** Task goal **
Gather all lines in the data that hold the string "Nueva".

** Material provided **

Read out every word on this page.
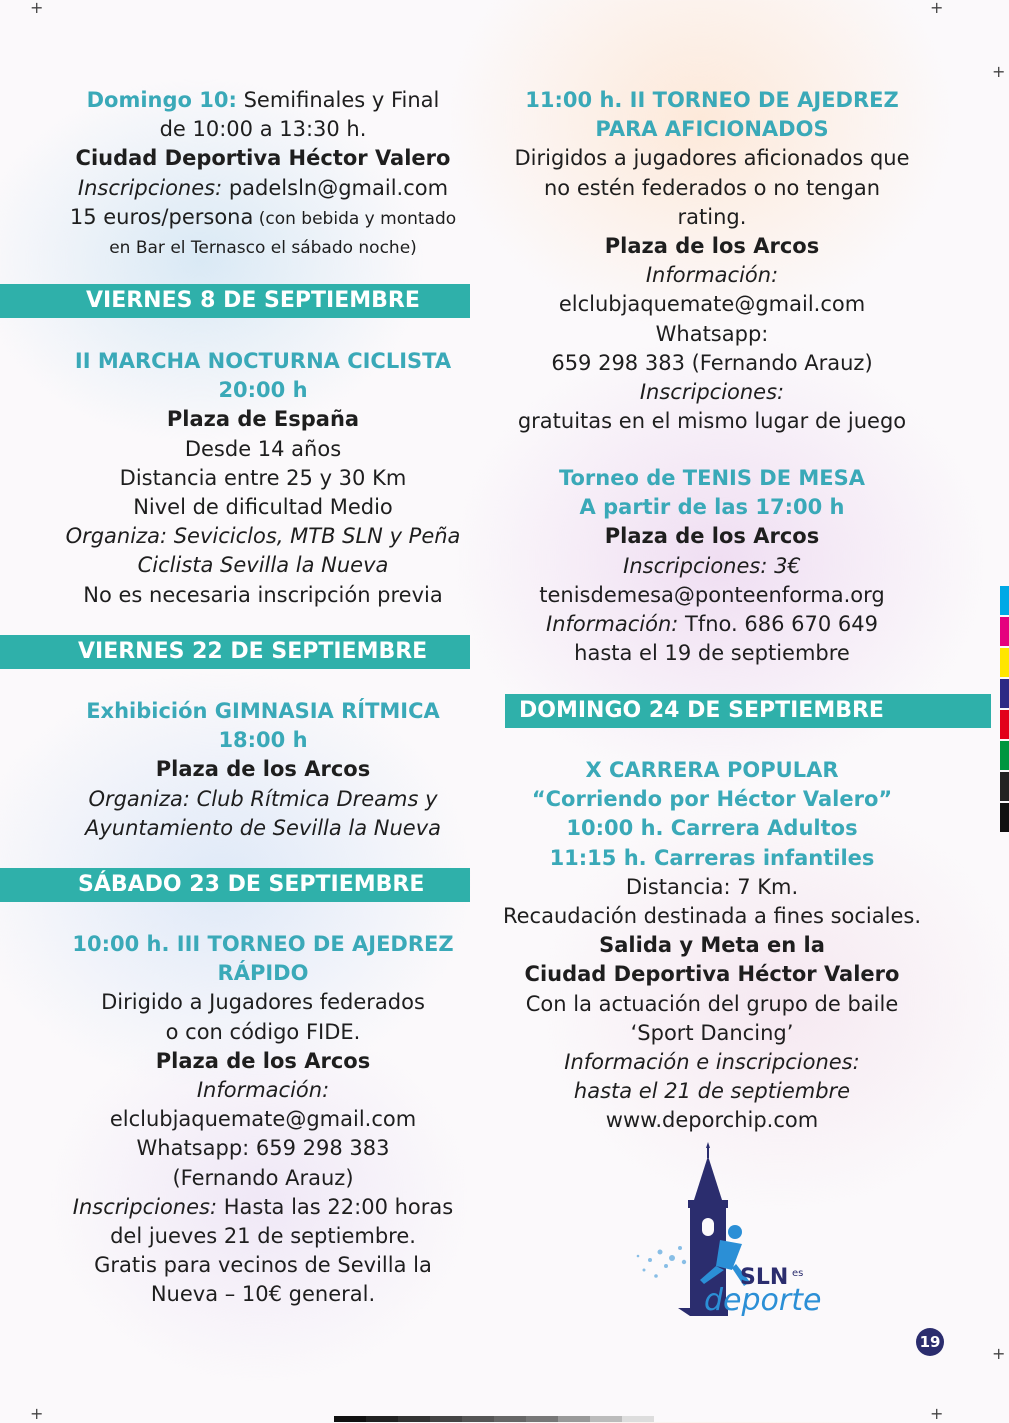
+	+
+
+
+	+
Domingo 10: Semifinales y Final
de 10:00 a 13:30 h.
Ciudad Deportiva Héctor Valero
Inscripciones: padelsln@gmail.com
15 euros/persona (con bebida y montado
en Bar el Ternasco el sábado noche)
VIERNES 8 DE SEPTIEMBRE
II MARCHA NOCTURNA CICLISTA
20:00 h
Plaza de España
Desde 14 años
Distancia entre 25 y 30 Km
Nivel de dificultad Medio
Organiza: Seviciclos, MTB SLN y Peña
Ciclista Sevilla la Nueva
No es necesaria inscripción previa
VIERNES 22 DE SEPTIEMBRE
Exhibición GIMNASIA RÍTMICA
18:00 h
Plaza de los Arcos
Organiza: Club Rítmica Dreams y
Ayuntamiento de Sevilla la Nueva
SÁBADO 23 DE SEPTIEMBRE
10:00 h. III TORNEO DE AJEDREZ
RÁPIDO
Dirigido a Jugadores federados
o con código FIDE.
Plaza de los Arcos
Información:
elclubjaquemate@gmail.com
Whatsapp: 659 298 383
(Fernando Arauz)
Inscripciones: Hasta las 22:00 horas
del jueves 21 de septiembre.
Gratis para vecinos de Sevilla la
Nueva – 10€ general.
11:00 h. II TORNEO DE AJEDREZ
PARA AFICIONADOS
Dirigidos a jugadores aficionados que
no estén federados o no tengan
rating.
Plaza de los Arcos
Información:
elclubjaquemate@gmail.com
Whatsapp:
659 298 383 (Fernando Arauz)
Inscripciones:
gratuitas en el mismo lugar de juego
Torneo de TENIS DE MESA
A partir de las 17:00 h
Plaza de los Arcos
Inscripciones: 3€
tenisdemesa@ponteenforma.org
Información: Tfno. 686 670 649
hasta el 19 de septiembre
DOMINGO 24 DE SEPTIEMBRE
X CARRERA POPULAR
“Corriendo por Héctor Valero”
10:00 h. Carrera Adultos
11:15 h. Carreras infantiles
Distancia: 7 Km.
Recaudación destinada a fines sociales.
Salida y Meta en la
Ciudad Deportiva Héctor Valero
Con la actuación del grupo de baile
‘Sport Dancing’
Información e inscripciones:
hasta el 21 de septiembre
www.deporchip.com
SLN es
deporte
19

---

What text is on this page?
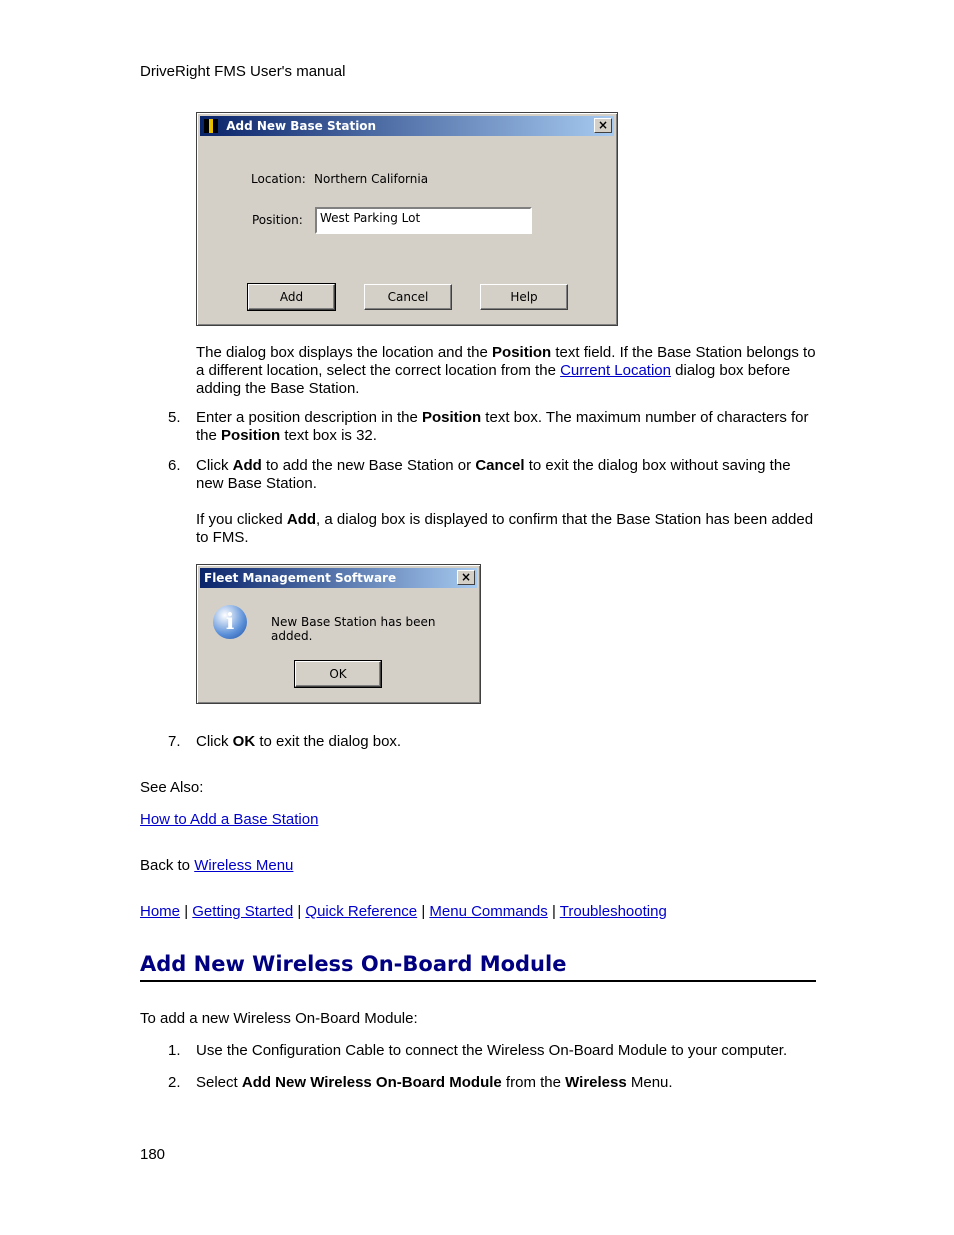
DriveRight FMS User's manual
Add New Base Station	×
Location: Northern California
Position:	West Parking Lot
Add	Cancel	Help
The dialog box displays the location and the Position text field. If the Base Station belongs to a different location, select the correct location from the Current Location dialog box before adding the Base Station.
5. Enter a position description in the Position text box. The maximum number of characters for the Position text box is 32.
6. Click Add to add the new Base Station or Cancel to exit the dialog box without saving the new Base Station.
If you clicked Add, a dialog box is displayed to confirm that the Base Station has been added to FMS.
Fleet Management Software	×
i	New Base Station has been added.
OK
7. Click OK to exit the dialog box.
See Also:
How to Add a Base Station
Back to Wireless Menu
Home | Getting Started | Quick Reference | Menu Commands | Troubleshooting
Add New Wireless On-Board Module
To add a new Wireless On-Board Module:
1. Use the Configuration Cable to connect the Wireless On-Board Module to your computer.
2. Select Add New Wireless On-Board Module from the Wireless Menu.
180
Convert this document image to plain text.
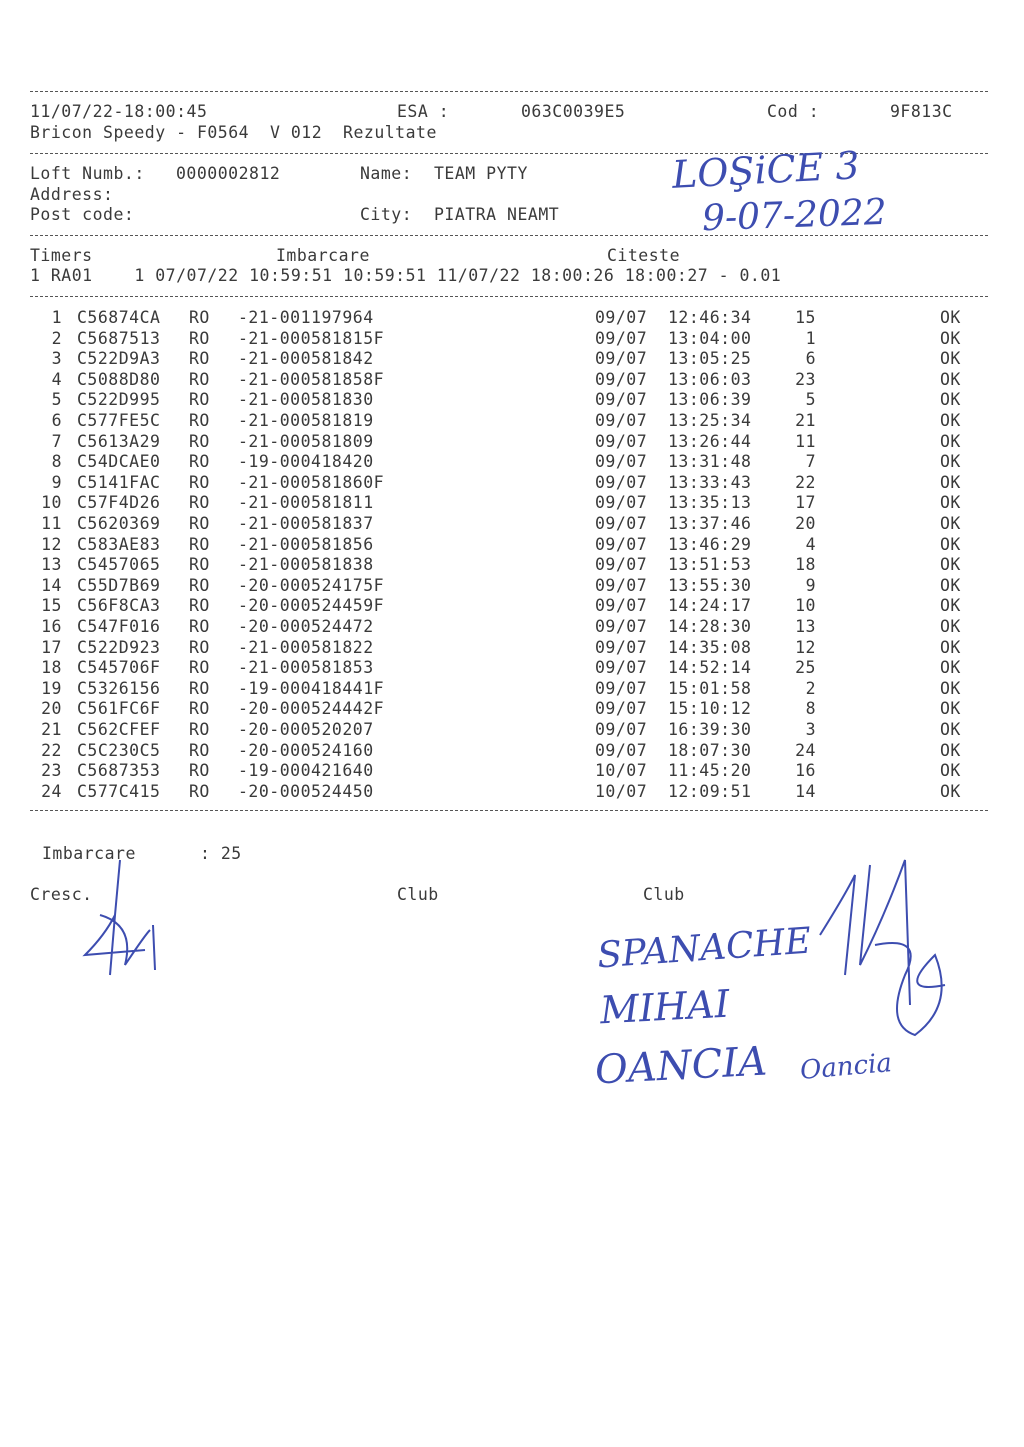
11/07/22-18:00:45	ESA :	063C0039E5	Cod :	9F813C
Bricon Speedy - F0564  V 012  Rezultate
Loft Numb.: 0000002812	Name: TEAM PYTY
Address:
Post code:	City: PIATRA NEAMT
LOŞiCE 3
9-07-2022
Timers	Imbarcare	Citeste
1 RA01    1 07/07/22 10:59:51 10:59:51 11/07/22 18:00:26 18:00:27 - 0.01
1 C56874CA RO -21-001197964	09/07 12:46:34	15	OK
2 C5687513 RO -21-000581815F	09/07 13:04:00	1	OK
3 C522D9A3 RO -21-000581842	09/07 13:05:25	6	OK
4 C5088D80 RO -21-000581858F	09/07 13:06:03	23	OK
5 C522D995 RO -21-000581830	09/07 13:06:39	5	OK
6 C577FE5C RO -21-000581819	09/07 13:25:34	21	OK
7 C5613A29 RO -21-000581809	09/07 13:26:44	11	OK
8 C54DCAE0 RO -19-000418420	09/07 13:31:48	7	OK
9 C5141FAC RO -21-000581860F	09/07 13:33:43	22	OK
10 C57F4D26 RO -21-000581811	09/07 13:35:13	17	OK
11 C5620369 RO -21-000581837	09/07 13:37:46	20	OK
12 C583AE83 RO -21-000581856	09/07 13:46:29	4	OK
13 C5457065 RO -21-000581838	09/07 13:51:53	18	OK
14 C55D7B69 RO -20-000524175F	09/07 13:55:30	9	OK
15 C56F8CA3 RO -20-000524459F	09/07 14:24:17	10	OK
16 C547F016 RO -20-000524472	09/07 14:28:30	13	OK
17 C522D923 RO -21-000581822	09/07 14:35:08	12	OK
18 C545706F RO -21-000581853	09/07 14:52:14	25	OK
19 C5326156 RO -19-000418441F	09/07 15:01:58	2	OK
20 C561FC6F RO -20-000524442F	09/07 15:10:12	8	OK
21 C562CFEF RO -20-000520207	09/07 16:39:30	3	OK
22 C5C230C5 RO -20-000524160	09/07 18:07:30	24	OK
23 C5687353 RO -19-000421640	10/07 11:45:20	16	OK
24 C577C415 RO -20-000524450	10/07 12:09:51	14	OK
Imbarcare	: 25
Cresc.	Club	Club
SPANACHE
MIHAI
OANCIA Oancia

* * *

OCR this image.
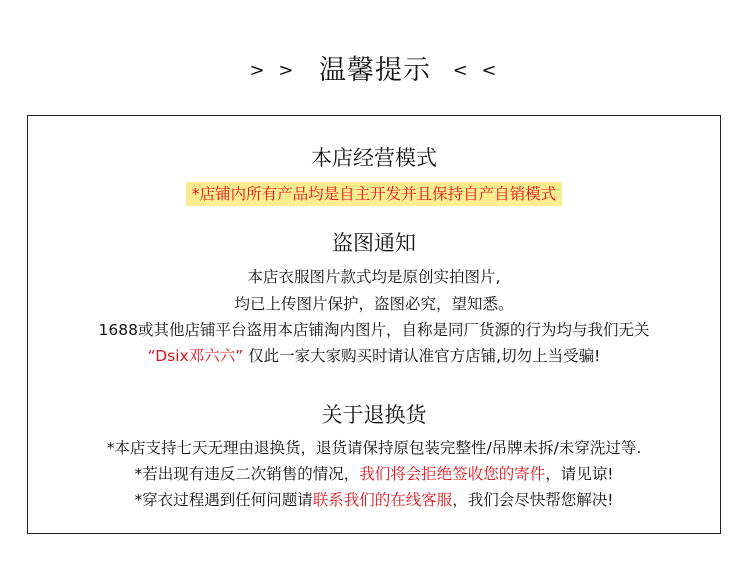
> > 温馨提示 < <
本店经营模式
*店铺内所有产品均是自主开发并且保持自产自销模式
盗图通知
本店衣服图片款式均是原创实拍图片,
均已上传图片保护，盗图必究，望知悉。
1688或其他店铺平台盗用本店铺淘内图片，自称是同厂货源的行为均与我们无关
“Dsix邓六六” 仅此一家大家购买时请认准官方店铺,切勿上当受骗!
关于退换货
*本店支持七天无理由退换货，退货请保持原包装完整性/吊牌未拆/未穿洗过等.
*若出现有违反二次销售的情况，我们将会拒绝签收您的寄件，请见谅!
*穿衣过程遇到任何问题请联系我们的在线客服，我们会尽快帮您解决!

** Exercise response **
Ciclista Sevilla la Nueva
Ayuntamiento de Sevilla la Nueva
Nueva – 10€ general.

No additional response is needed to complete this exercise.